Instructions for the task: Would you retype all of these records exactly?
start Data for the task
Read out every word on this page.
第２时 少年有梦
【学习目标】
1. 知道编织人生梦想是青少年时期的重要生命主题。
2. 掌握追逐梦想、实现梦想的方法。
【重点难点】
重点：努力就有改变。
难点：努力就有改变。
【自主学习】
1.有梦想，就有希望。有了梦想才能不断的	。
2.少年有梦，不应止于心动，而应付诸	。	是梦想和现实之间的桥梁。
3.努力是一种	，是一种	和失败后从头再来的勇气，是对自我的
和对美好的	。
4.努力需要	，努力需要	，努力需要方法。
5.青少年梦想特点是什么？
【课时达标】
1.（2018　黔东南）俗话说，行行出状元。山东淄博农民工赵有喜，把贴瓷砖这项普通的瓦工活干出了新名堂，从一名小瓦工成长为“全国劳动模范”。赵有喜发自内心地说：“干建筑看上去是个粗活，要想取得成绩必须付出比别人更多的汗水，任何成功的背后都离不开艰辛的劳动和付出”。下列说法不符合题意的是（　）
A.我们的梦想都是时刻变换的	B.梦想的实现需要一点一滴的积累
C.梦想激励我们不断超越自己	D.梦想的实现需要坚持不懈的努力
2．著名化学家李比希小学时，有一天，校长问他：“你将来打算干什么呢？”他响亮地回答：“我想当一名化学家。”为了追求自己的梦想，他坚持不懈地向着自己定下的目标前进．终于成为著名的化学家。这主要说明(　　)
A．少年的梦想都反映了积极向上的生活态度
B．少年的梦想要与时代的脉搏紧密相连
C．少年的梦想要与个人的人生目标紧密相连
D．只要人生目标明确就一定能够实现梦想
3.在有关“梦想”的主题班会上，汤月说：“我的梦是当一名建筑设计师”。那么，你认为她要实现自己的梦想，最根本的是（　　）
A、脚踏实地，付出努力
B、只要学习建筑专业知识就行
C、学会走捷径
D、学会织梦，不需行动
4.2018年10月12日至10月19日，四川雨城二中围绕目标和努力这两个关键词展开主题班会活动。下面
end Data for the task
Expected answer:
Read out every word on this page.
第２时 少年有梦
【学习目标】
1. 知道编织人生梦想是青少年时期的重要生命主题。
2. 掌握追逐梦想、实现梦想的方法。
【重点难点】
重点：努力就有改变。
难点：努力就有改变。
【自主学习】
1.有梦想，就有希望。有了梦想才能不断的	。
2.少年有梦，不应止于心动，而应付诸	。	是梦想和现实之间的桥梁。
3.努力是一种	，是一种	和失败后从头再来的勇气，是对自我的
和对美好的	。
4.努力需要	，努力需要	，努力需要方法。
5.青少年梦想特点是什么？
【课时达标】
1.（2018　黔东南）俗话说，行行出状元。山东淄博农民工赵有喜，把贴瓷砖这项普通的瓦工活干出了新名堂，从一名小瓦工成长为“全国劳动模范”。赵有喜发自内心地说：“干建筑看上去是个粗活，要想取得成绩必须付出比别人更多的汗水，任何成功的背后都离不开艰辛的劳动和付出”。下列说法不符合题意的是（　）
A.我们的梦想都是时刻变换的	B.梦想的实现需要一点一滴的积累
C.梦想激励我们不断超越自己	D.梦想的实现需要坚持不懈的努力
2．著名化学家李比希小学时，有一天，校长问他：“你将来打算干什么呢？”他响亮地回答：“我想当一名化学家。”为了追求自己的梦想，他坚持不懈地向着自己定下的目标前进．终于成为著名的化学家。这主要说明(　　)
A．少年的梦想都反映了积极向上的生活态度
B．少年的梦想要与时代的脉搏紧密相连
C．少年的梦想要与个人的人生目标紧密相连
D．只要人生目标明确就一定能够实现梦想
3.在有关“梦想”的主题班会上，汤月说：“我的梦是当一名建筑设计师”。那么，你认为她要实现自己的梦想，最根本的是（　　）
A、脚踏实地，付出努力
B、只要学习建筑专业知识就行
C、学会走捷径
D、学会织梦，不需行动
4.2018年10月12日至10月19日，四川雨城二中围绕目标和努力这两个关键词展开主题班会活动。下面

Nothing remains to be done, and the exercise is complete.